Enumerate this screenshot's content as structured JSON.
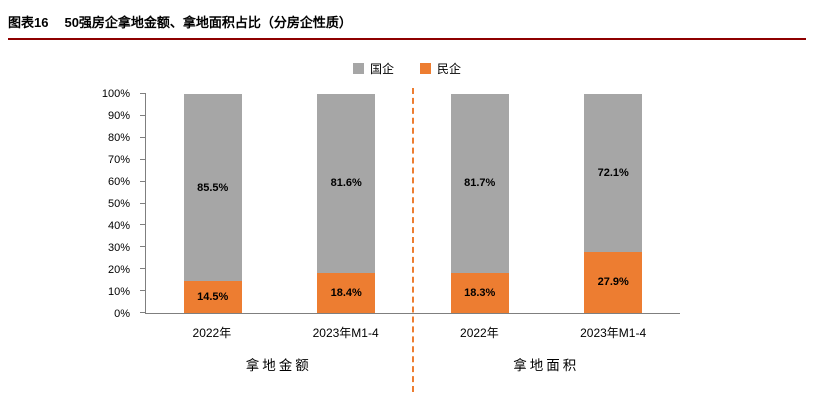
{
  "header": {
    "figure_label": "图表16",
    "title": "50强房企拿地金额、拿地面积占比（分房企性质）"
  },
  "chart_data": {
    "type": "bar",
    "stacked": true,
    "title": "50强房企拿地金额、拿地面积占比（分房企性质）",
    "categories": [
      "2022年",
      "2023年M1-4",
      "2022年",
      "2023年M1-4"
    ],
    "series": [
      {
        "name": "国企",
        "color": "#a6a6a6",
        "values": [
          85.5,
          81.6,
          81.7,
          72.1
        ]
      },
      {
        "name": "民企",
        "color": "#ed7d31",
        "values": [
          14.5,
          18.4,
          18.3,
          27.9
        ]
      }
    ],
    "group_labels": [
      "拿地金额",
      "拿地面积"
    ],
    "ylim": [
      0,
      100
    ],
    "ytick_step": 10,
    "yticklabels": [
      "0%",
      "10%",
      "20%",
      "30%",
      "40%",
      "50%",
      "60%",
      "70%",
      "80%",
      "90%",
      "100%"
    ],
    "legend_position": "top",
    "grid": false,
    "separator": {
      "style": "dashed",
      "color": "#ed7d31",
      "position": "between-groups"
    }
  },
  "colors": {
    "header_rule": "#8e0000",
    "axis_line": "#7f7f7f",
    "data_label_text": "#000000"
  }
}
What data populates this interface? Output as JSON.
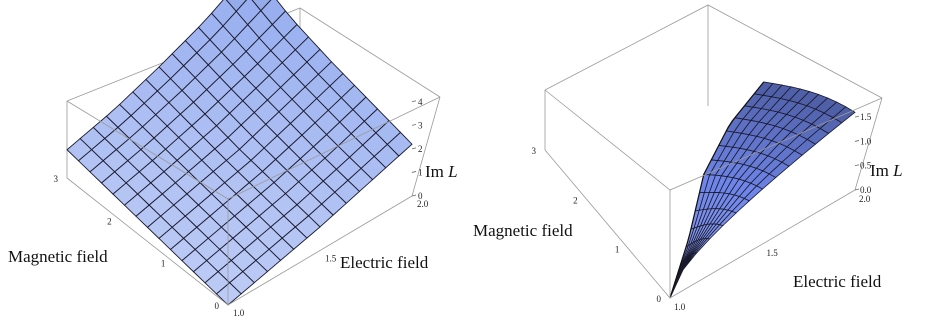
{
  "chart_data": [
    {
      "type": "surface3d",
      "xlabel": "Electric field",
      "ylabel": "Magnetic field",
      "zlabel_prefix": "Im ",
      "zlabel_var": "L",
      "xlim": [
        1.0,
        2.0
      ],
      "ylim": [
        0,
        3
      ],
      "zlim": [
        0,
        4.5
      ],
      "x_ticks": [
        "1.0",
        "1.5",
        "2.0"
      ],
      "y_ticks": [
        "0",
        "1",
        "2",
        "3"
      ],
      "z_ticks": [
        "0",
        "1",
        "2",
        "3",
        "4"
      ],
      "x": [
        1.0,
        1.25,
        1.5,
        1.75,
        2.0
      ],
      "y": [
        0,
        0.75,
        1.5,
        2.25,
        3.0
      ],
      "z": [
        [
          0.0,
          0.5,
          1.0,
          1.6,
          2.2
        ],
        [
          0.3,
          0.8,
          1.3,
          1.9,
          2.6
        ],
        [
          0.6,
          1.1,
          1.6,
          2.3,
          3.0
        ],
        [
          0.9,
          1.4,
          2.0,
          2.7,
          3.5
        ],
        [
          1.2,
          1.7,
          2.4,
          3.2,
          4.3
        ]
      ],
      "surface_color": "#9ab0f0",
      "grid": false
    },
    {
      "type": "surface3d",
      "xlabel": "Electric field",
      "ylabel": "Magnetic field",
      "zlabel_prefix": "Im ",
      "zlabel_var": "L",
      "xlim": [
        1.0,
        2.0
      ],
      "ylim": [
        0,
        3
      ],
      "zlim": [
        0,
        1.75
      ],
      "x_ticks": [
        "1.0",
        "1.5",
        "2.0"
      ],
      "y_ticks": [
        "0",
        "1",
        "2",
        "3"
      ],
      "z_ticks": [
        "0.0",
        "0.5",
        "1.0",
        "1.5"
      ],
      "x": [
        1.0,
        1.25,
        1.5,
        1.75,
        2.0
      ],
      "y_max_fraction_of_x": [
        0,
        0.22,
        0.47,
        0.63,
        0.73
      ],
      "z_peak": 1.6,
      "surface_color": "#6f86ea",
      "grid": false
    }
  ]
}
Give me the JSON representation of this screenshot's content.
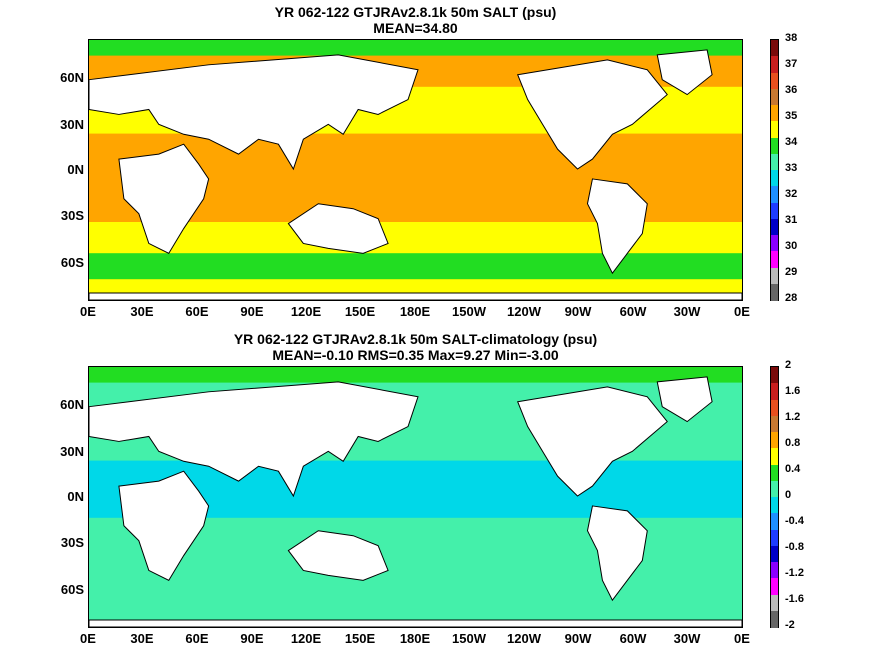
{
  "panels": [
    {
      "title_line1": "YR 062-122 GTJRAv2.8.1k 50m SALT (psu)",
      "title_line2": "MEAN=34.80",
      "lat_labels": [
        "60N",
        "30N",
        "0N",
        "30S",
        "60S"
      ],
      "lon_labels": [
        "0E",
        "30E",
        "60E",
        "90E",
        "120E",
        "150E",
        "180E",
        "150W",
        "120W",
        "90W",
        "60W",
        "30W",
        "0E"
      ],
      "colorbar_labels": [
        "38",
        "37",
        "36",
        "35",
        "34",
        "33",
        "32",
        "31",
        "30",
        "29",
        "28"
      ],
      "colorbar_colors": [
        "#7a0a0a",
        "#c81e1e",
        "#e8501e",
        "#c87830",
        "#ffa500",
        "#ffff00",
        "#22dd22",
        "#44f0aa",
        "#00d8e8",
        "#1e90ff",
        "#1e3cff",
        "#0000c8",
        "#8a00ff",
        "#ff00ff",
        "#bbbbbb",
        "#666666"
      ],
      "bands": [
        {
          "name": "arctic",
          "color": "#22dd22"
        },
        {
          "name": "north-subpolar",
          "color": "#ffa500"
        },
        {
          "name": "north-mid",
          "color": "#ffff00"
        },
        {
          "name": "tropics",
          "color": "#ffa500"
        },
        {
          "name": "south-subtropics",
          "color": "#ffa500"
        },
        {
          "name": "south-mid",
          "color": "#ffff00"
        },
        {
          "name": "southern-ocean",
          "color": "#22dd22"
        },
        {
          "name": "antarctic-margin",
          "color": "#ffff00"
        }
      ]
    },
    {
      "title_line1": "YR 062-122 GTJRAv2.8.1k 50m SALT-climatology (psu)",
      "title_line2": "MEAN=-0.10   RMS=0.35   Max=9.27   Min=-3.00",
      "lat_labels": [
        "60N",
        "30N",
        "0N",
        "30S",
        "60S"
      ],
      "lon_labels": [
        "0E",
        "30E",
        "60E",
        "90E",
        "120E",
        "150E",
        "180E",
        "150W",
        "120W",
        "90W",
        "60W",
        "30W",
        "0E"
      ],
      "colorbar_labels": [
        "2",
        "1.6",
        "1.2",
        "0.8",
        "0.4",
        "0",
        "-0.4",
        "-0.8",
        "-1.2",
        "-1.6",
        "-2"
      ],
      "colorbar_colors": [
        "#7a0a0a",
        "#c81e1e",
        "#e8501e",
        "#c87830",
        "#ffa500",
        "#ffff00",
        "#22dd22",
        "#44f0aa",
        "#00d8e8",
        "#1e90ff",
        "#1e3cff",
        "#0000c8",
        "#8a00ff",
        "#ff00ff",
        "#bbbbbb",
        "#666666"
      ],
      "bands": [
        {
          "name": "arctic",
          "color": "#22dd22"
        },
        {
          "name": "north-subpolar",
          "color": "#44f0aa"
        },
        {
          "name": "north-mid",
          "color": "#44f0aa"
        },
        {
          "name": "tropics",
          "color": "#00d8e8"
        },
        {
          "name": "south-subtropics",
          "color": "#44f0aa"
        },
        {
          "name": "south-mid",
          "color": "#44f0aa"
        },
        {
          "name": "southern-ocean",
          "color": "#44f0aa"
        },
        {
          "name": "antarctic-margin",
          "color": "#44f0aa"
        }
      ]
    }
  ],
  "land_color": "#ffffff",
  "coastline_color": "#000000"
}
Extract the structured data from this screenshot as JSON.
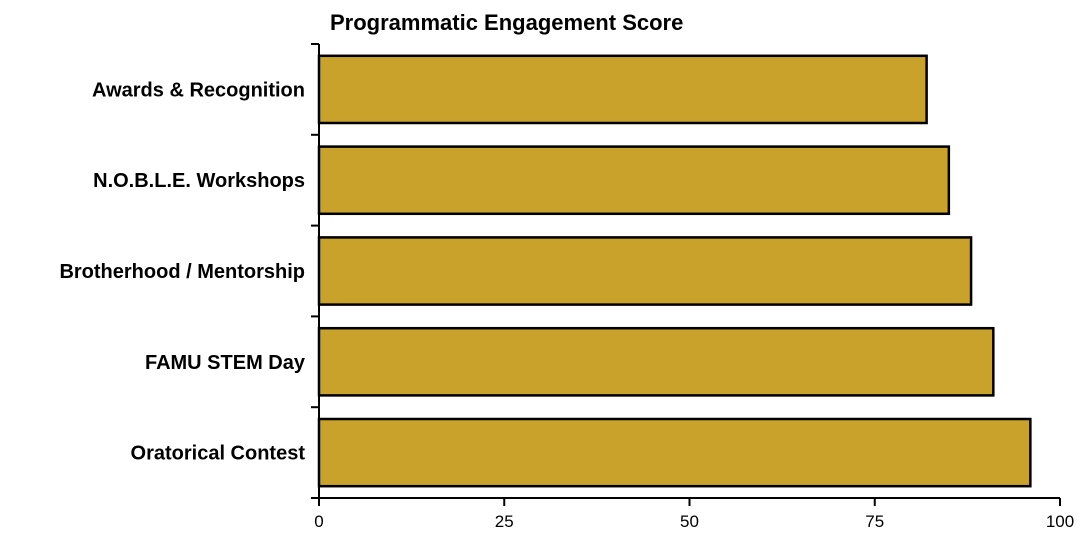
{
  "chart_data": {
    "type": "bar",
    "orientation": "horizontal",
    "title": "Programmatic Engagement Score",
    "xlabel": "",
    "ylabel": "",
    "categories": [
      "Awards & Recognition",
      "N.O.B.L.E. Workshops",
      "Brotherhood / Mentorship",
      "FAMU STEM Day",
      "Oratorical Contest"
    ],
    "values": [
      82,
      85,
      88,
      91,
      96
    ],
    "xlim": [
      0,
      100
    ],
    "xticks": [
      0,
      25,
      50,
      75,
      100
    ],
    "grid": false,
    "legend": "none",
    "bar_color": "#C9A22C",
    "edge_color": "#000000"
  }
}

::::

Directions:
Quote each line of the listing exactly, but leave the pictures out.

Solution for this problem:
Enumerate this screenshot's content as structured JSON.
{
  "header": {
    "figure_label": "图表16",
    "title": "50强房企拿地金额、拿地面积占比（分房企性质）"
  },
  "chart_data": {
    "type": "bar",
    "stacked": true,
    "title": "50强房企拿地金额、拿地面积占比（分房企性质）",
    "categories": [
      "2022年",
      "2023年M1-4",
      "2022年",
      "2023年M1-4"
    ],
    "series": [
      {
        "name": "国企",
        "color": "#a6a6a6",
        "values": [
          85.5,
          81.6,
          81.7,
          72.1
        ]
      },
      {
        "name": "民企",
        "color": "#ed7d31",
        "values": [
          14.5,
          18.4,
          18.3,
          27.9
        ]
      }
    ],
    "group_labels": [
      "拿地金额",
      "拿地面积"
    ],
    "ylim": [
      0,
      100
    ],
    "ytick_step": 10,
    "yticklabels": [
      "0%",
      "10%",
      "20%",
      "30%",
      "40%",
      "50%",
      "60%",
      "70%",
      "80%",
      "90%",
      "100%"
    ],
    "legend_position": "top",
    "grid": false,
    "separator": {
      "style": "dashed",
      "color": "#ed7d31",
      "position": "between-groups"
    }
  },
  "colors": {
    "header_rule": "#8e0000",
    "axis_line": "#7f7f7f",
    "data_label_text": "#000000"
  }
}
What data populates this interface? Output as JSON.
{
  "chart_data": [
    {
      "type": "surface3d",
      "xlabel": "Electric field",
      "ylabel": "Magnetic field",
      "zlabel_prefix": "Im ",
      "zlabel_var": "L",
      "xlim": [
        1.0,
        2.0
      ],
      "ylim": [
        0,
        3
      ],
      "zlim": [
        0,
        4.5
      ],
      "x_ticks": [
        "1.0",
        "1.5",
        "2.0"
      ],
      "y_ticks": [
        "0",
        "1",
        "2",
        "3"
      ],
      "z_ticks": [
        "0",
        "1",
        "2",
        "3",
        "4"
      ],
      "x": [
        1.0,
        1.25,
        1.5,
        1.75,
        2.0
      ],
      "y": [
        0,
        0.75,
        1.5,
        2.25,
        3.0
      ],
      "z": [
        [
          0.0,
          0.5,
          1.0,
          1.6,
          2.2
        ],
        [
          0.3,
          0.8,
          1.3,
          1.9,
          2.6
        ],
        [
          0.6,
          1.1,
          1.6,
          2.3,
          3.0
        ],
        [
          0.9,
          1.4,
          2.0,
          2.7,
          3.5
        ],
        [
          1.2,
          1.7,
          2.4,
          3.2,
          4.3
        ]
      ],
      "surface_color": "#9ab0f0",
      "grid": false
    },
    {
      "type": "surface3d",
      "xlabel": "Electric field",
      "ylabel": "Magnetic field",
      "zlabel_prefix": "Im ",
      "zlabel_var": "L",
      "xlim": [
        1.0,
        2.0
      ],
      "ylim": [
        0,
        3
      ],
      "zlim": [
        0,
        1.75
      ],
      "x_ticks": [
        "1.0",
        "1.5",
        "2.0"
      ],
      "y_ticks": [
        "0",
        "1",
        "2",
        "3"
      ],
      "z_ticks": [
        "0.0",
        "0.5",
        "1.0",
        "1.5"
      ],
      "x": [
        1.0,
        1.25,
        1.5,
        1.75,
        2.0
      ],
      "y_max_fraction_of_x": [
        0,
        0.22,
        0.47,
        0.63,
        0.73
      ],
      "z_peak": 1.6,
      "surface_color": "#6f86ea",
      "grid": false
    }
  ]
}
Give me the JSON representation of this screenshot's content.
{
  "panels": [
    {
      "title_line1": "YR 062-122 GTJRAv2.8.1k 50m SALT (psu)",
      "title_line2": "MEAN=34.80",
      "lat_labels": [
        "60N",
        "30N",
        "0N",
        "30S",
        "60S"
      ],
      "lon_labels": [
        "0E",
        "30E",
        "60E",
        "90E",
        "120E",
        "150E",
        "180E",
        "150W",
        "120W",
        "90W",
        "60W",
        "30W",
        "0E"
      ],
      "colorbar_labels": [
        "38",
        "37",
        "36",
        "35",
        "34",
        "33",
        "32",
        "31",
        "30",
        "29",
        "28"
      ],
      "colorbar_colors": [
        "#7a0a0a",
        "#c81e1e",
        "#e8501e",
        "#c87830",
        "#ffa500",
        "#ffff00",
        "#22dd22",
        "#44f0aa",
        "#00d8e8",
        "#1e90ff",
        "#1e3cff",
        "#0000c8",
        "#8a00ff",
        "#ff00ff",
        "#bbbbbb",
        "#666666"
      ],
      "bands": [
        {
          "name": "arctic",
          "color": "#22dd22"
        },
        {
          "name": "north-subpolar",
          "color": "#ffa500"
        },
        {
          "name": "north-mid",
          "color": "#ffff00"
        },
        {
          "name": "tropics",
          "color": "#ffa500"
        },
        {
          "name": "south-subtropics",
          "color": "#ffa500"
        },
        {
          "name": "south-mid",
          "color": "#ffff00"
        },
        {
          "name": "southern-ocean",
          "color": "#22dd22"
        },
        {
          "name": "antarctic-margin",
          "color": "#ffff00"
        }
      ]
    },
    {
      "title_line1": "YR 062-122 GTJRAv2.8.1k 50m SALT-climatology (psu)",
      "title_line2": "MEAN=-0.10   RMS=0.35   Max=9.27   Min=-3.00",
      "lat_labels": [
        "60N",
        "30N",
        "0N",
        "30S",
        "60S"
      ],
      "lon_labels": [
        "0E",
        "30E",
        "60E",
        "90E",
        "120E",
        "150E",
        "180E",
        "150W",
        "120W",
        "90W",
        "60W",
        "30W",
        "0E"
      ],
      "colorbar_labels": [
        "2",
        "1.6",
        "1.2",
        "0.8",
        "0.4",
        "0",
        "-0.4",
        "-0.8",
        "-1.2",
        "-1.6",
        "-2"
      ],
      "colorbar_colors": [
        "#7a0a0a",
        "#c81e1e",
        "#e8501e",
        "#c87830",
        "#ffa500",
        "#ffff00",
        "#22dd22",
        "#44f0aa",
        "#00d8e8",
        "#1e90ff",
        "#1e3cff",
        "#0000c8",
        "#8a00ff",
        "#ff00ff",
        "#bbbbbb",
        "#666666"
      ],
      "bands": [
        {
          "name": "arctic",
          "color": "#22dd22"
        },
        {
          "name": "north-subpolar",
          "color": "#44f0aa"
        },
        {
          "name": "north-mid",
          "color": "#44f0aa"
        },
        {
          "name": "tropics",
          "color": "#00d8e8"
        },
        {
          "name": "south-subtropics",
          "color": "#44f0aa"
        },
        {
          "name": "south-mid",
          "color": "#44f0aa"
        },
        {
          "name": "southern-ocean",
          "color": "#44f0aa"
        },
        {
          "name": "antarctic-margin",
          "color": "#44f0aa"
        }
      ]
    }
  ],
  "land_color": "#ffffff",
  "coastline_color": "#000000"
}
Extract the structured data from this screenshot as JSON.
{
  "chart_data": {
    "type": "bar",
    "orientation": "horizontal",
    "title": "Programmatic Engagement Score",
    "xlabel": "",
    "ylabel": "",
    "categories": [
      "Awards & Recognition",
      "N.O.B.L.E. Workshops",
      "Brotherhood / Mentorship",
      "FAMU STEM Day",
      "Oratorical Contest"
    ],
    "values": [
      82,
      85,
      88,
      91,
      96
    ],
    "xlim": [
      0,
      100
    ],
    "xticks": [
      0,
      25,
      50,
      75,
      100
    ],
    "grid": false,
    "legend": "none",
    "bar_color": "#C9A22C",
    "edge_color": "#000000"
  }
}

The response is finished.